%%

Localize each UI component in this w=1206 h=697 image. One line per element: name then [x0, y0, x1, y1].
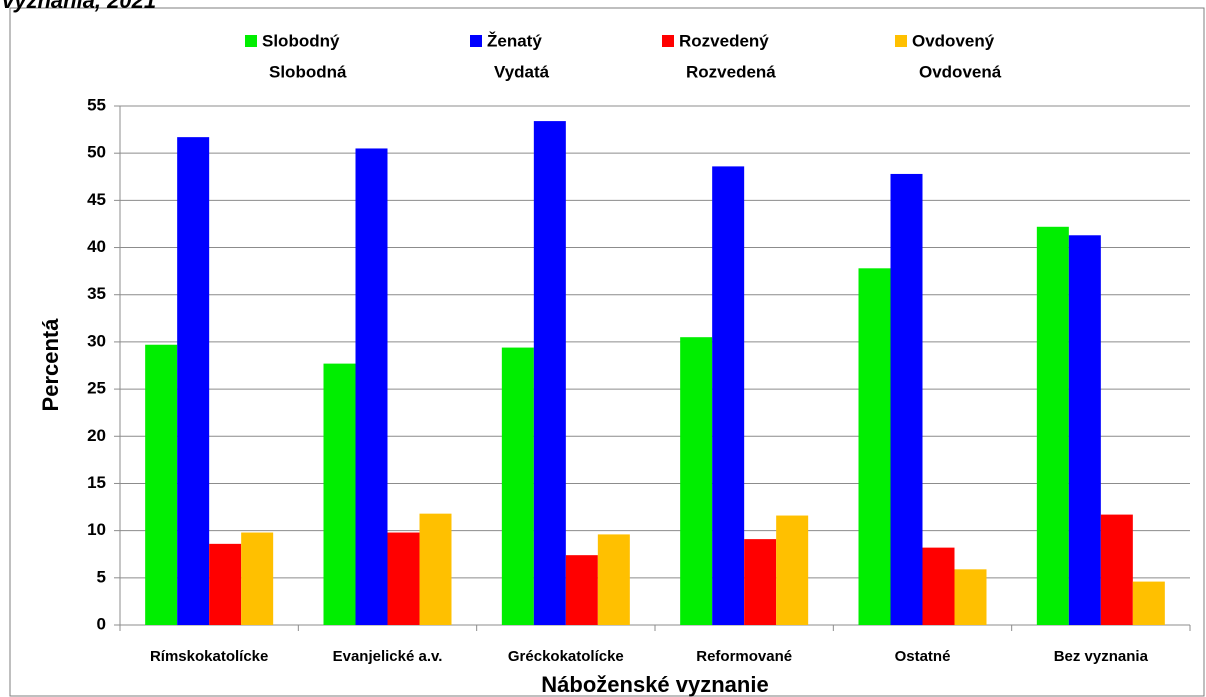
bar: [1068, 235, 1101, 625]
x-tick-label: Bez vyznania: [1054, 648, 1149, 665]
x-tick-label: Reformované: [696, 648, 792, 665]
bar: [533, 121, 566, 626]
bar: [712, 166, 745, 625]
bar: [501, 347, 534, 625]
y-tick-label: 50: [87, 143, 106, 162]
bar: [177, 137, 210, 625]
bar: [387, 532, 420, 625]
bar: [954, 569, 987, 625]
y-tick-label: 10: [87, 520, 106, 539]
y-tick-label: 55: [87, 95, 106, 114]
x-tick-label: Evanjelické a.v.: [333, 648, 443, 665]
legend-label: Ženatý: [487, 31, 542, 50]
x-tick-label: Rímskokatolícke: [150, 648, 268, 665]
y-tick-label: 0: [97, 614, 106, 633]
bar: [1132, 581, 1165, 625]
bar: [597, 534, 630, 625]
x-tick-label: Gréckokatolícke: [508, 648, 624, 665]
y-tick-label: 30: [87, 331, 106, 350]
y-tick-label: 25: [87, 379, 106, 398]
bar: [419, 513, 452, 625]
bar: [1036, 226, 1069, 625]
bar: [323, 363, 356, 625]
legend-swatch: [895, 35, 907, 47]
y-tick-label: 45: [87, 190, 106, 209]
legend-label: Ovdovená: [919, 62, 1002, 81]
legend-label: Slobodná: [269, 62, 347, 81]
legend-label: Slobodný: [262, 31, 340, 50]
y-tick-label: 40: [87, 237, 106, 256]
x-tick-label: Ostatné: [895, 648, 951, 665]
legend-swatch: [245, 35, 257, 47]
legend-label: Rozvedený: [679, 31, 769, 50]
y-tick-label: 35: [87, 284, 106, 303]
bar: [858, 268, 891, 625]
bar: [776, 515, 809, 625]
bar: [241, 532, 274, 625]
y-tick-label: 5: [97, 567, 106, 586]
bar: [680, 337, 713, 625]
bar: [355, 148, 388, 626]
bar: [922, 547, 955, 625]
bar: [1100, 514, 1133, 625]
legend-label: Vydatá: [494, 62, 550, 81]
x-axis-title: Náboženské vyznanie: [541, 672, 768, 697]
chart-title: vyznania, 2021: [2, 0, 156, 13]
y-axis-title: Percentá: [38, 318, 63, 412]
bar: [145, 344, 178, 625]
legend-label: Rozvedená: [686, 62, 776, 81]
bar: [744, 539, 777, 625]
legend-label: Ovdovený: [912, 31, 995, 50]
bar: [890, 173, 923, 625]
bar: [565, 555, 598, 625]
y-tick-label: 15: [87, 473, 106, 492]
legend-swatch: [662, 35, 674, 47]
legend-swatch: [470, 35, 482, 47]
y-tick-label: 20: [87, 426, 106, 445]
bar: [209, 543, 242, 625]
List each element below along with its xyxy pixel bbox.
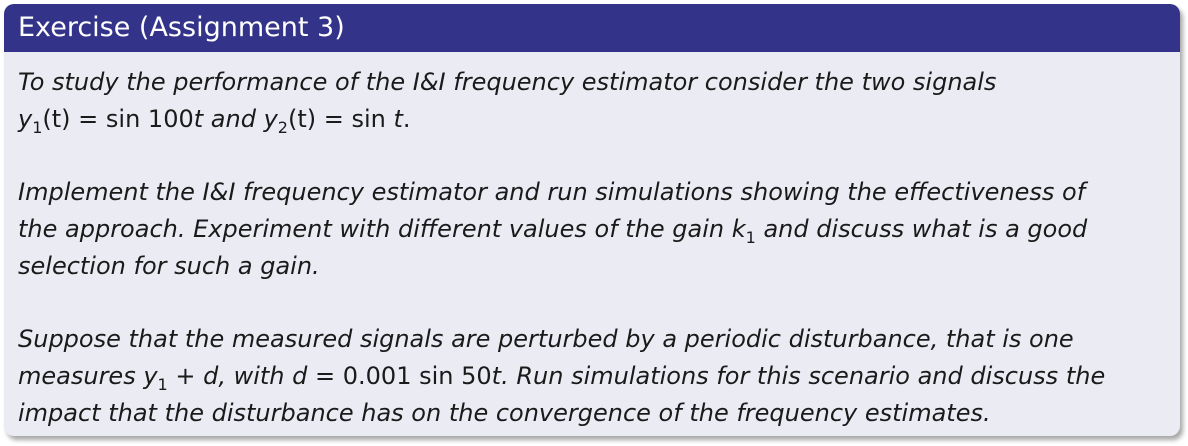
math-subscript: 1 bbox=[157, 374, 168, 394]
paragraph-line: impact that the disturbance has on the c… bbox=[18, 399, 991, 427]
text-span: , with bbox=[218, 362, 293, 390]
paragraph-line: measures y1 + d, with d = 0.001 sin 50t.… bbox=[18, 358, 1166, 395]
math-text: = bbox=[307, 362, 343, 390]
math-text: 0.001 sin 50 bbox=[342, 362, 492, 390]
paragraph-line: y1(t) = sin 100t and y2(t) = sin t. bbox=[18, 101, 1166, 138]
math-var: d bbox=[203, 362, 219, 390]
math-subscript: 1 bbox=[745, 227, 756, 247]
math-var: t bbox=[393, 105, 403, 133]
math-text: sin 100 bbox=[105, 105, 194, 133]
math-text: sin bbox=[351, 105, 394, 133]
block-title: Exercise (Assignment 3) bbox=[4, 4, 1180, 52]
math-var: t bbox=[193, 105, 204, 133]
text-span: the approach. Experiment with different … bbox=[18, 215, 732, 243]
text-span: and discuss what is a good bbox=[755, 215, 1088, 243]
math-text: + bbox=[167, 362, 204, 390]
math-var: y bbox=[263, 105, 278, 133]
text-span: and bbox=[203, 105, 264, 133]
math-var: y bbox=[143, 362, 158, 390]
math-var: d bbox=[292, 362, 308, 390]
paragraph-line: selection for such a gain. bbox=[18, 252, 320, 280]
math-var: t bbox=[491, 362, 502, 390]
block-body: To study the performance of the I&I freq… bbox=[4, 52, 1180, 432]
paragraph-disturbance: Suppose that the measured signals are pe… bbox=[18, 321, 1166, 432]
math-text: (t) = bbox=[287, 105, 352, 133]
math-var: y bbox=[18, 105, 33, 133]
math-var: k bbox=[731, 215, 746, 243]
exercise-block: Exercise (Assignment 3) To study the per… bbox=[4, 4, 1180, 436]
paragraph-line: Implement the I&I frequency estimator an… bbox=[18, 178, 1086, 206]
math-text: . bbox=[402, 105, 411, 133]
text-span: . Run simulations for this scenario and … bbox=[501, 362, 1106, 390]
math-subscript: 2 bbox=[277, 117, 288, 137]
paragraph-line: To study the performance of the I&I freq… bbox=[18, 68, 997, 96]
paragraph-signals: To study the performance of the I&I freq… bbox=[18, 64, 1166, 138]
math-text: (t) = bbox=[42, 105, 106, 133]
paragraph-line: the approach. Experiment with different … bbox=[18, 211, 1166, 248]
text-span: measures bbox=[18, 362, 144, 390]
paragraph-line: Suppose that the measured signals are pe… bbox=[18, 325, 1074, 353]
paragraph-implement: Implement the I&I frequency estimator an… bbox=[18, 174, 1166, 285]
math-subscript: 1 bbox=[32, 117, 43, 137]
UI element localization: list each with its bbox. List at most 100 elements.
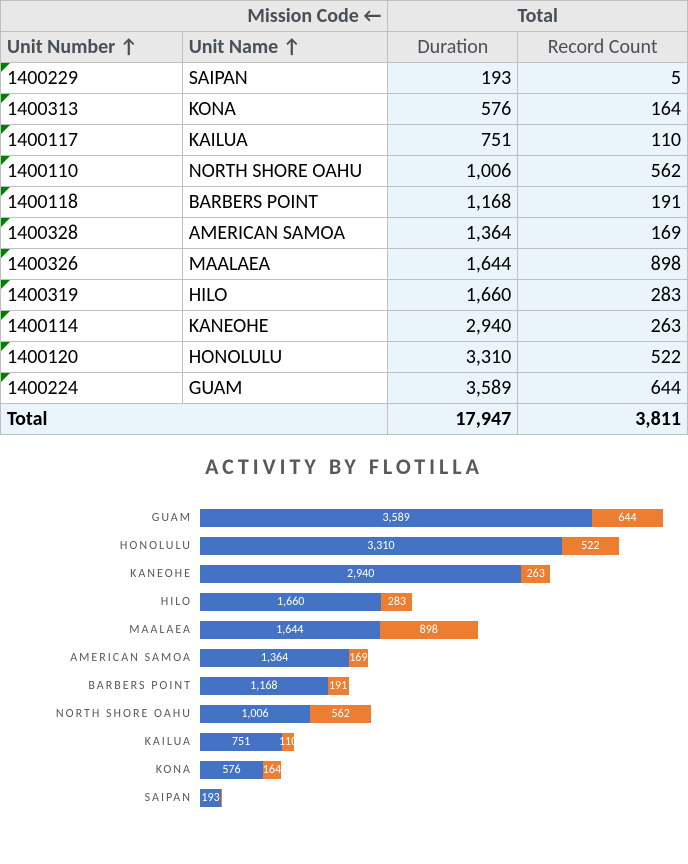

%%

> _Your instructions_
Render the part of the records that opens with the line containing "bar: [1068, 235, 1101, 625]" and closes with the line containing "bar: [597, 534, 630, 625]" as a Markdown table with the columns Row and Line, leaving out blank lines. Include both of those lines and nothing outside that range.

> _Written response_
| Row | Line |
|---|---|
| 1 | bar: [1068, 235, 1101, 625] |
| 2 | x-tick-label: Bez vyznania: [1054, 648, 1149, 665] |
| 3 | x-tick-label: Reformované: [696, 648, 792, 665] |
| 4 | bar: [533, 121, 566, 626] |
| 5 | bar: [712, 166, 745, 625] |
| 6 | bar: [501, 347, 534, 625] |
| 7 | y-tick-label: 50: [87, 143, 106, 162] |
| 8 | bar: [177, 137, 210, 625] |
| 9 | bar: [387, 532, 420, 625] |
| 10 | bar: [954, 569, 987, 625] |
| 11 | y-tick-label: 10: [87, 520, 106, 539] |
| 12 | y-tick-label: 55: [87, 95, 106, 114] |
| 13 | x-tick-label: Evanjelické a.v.: [333, 648, 443, 665] |
| 14 | legend-label: Ženatý: [487, 31, 542, 50] |
| 15 | x-tick-label: Rímskokatolícke: [150, 648, 268, 665] |
| 16 | y-tick-label: 0: [97, 614, 106, 633] |
| 17 | bar: [1132, 581, 1165, 625] |
| 18 | bar: [597, 534, 630, 625] |